> _Short exercise_
Pull out every line below holding the word "name".

(Data listing)
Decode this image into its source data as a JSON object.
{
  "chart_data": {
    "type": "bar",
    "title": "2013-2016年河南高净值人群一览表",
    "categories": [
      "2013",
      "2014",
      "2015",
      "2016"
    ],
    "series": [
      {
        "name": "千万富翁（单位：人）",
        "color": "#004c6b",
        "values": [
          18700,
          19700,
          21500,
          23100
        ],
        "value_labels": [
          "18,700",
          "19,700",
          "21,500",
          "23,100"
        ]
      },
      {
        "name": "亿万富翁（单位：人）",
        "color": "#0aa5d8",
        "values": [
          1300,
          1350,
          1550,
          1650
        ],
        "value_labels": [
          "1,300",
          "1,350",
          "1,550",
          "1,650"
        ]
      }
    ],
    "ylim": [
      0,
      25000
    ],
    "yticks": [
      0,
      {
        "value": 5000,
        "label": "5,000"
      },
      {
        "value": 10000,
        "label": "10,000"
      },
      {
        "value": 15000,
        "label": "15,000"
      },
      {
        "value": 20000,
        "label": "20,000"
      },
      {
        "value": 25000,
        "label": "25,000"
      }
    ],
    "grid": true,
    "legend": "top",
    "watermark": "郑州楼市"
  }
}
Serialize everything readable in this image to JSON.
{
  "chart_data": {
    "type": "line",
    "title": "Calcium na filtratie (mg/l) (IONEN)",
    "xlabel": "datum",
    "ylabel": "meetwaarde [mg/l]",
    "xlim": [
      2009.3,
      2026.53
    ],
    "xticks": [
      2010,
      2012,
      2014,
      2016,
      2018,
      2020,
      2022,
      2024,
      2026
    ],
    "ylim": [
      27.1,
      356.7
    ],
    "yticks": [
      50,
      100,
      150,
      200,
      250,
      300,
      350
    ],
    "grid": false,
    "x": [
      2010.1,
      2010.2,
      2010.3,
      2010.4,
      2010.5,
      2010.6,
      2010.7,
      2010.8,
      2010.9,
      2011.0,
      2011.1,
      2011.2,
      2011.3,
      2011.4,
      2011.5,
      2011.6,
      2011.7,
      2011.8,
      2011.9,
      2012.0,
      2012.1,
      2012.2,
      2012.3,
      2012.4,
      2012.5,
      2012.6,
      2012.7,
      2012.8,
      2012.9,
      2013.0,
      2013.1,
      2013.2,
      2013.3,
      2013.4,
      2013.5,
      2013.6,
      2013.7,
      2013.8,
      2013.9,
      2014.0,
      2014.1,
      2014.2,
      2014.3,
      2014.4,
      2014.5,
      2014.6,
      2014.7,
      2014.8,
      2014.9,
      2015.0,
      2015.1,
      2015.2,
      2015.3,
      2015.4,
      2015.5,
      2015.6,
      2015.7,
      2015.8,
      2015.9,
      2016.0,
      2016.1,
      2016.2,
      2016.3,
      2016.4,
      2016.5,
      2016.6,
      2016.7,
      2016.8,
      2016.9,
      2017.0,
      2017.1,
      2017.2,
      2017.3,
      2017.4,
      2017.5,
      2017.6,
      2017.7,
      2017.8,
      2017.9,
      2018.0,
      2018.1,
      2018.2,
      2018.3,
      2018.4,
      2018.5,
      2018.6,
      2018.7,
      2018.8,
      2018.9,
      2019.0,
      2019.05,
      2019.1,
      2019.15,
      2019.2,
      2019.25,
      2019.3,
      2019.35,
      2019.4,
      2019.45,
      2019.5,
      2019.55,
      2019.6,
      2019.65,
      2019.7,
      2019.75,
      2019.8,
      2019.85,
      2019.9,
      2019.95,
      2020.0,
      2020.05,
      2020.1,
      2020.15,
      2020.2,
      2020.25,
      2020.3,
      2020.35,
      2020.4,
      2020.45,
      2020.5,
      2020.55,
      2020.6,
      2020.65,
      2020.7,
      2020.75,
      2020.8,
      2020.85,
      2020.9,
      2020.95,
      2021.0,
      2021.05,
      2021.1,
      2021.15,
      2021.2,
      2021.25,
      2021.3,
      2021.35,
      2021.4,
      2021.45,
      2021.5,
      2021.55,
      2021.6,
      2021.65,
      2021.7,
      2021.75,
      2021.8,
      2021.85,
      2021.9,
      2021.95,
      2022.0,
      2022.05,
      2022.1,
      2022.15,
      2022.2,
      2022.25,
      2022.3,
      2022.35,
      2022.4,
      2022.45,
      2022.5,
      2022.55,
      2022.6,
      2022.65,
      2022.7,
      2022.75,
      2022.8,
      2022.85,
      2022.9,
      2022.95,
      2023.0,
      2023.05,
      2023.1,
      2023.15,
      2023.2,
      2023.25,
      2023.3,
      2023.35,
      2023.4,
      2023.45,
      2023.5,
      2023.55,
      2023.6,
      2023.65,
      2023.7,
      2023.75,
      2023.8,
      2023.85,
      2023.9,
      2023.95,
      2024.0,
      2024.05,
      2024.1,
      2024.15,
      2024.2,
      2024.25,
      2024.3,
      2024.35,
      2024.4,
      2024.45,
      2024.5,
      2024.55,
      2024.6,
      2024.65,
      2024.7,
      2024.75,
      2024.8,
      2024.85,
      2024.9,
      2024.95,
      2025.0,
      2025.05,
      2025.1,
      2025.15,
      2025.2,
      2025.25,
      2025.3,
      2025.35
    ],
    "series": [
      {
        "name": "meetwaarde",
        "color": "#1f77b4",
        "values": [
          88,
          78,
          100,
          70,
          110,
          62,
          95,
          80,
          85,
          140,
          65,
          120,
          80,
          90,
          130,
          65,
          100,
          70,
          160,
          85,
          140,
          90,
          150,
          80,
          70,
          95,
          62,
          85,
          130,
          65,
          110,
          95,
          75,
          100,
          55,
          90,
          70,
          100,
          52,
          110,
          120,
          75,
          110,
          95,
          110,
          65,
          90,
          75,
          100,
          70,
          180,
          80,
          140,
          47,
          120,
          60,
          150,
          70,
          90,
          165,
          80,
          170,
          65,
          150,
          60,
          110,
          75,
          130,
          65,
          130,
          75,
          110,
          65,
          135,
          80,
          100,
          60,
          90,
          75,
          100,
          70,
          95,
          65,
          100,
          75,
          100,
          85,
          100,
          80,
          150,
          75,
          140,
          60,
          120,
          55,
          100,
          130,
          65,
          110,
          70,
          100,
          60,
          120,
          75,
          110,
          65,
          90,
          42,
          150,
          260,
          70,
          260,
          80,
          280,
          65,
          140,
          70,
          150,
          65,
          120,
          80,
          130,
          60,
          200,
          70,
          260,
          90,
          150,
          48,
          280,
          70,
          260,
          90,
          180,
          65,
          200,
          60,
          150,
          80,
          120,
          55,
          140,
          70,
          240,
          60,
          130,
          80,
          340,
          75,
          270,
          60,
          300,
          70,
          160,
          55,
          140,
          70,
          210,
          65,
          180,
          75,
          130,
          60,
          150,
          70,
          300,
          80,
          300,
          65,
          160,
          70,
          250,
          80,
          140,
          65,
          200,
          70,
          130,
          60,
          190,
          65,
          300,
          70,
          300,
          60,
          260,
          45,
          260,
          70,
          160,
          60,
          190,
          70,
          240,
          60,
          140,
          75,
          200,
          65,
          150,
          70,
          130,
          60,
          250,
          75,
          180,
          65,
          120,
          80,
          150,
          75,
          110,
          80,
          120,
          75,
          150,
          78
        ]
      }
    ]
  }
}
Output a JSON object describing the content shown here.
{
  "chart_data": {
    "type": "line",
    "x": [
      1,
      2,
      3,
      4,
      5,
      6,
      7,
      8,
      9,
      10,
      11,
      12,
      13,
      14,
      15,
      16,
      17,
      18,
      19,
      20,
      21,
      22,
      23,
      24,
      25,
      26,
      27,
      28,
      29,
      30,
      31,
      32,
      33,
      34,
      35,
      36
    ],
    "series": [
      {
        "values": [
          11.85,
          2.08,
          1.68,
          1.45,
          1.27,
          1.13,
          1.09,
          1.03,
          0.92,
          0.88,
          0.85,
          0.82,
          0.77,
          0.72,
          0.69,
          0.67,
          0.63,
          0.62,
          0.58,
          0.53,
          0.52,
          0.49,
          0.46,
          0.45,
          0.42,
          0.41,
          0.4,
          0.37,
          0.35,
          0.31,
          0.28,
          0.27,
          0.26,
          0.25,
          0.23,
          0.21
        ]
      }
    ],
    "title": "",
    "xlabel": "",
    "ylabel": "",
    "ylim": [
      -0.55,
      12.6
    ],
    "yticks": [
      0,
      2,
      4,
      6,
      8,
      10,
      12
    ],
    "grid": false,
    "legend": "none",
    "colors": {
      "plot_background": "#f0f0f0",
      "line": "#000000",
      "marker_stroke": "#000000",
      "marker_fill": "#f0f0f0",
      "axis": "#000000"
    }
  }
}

> _Result for this task_
        "name": "千万富翁（单位：人）",
        "name": "亿万富翁（单位：人）",
        "name": "meetwaarde",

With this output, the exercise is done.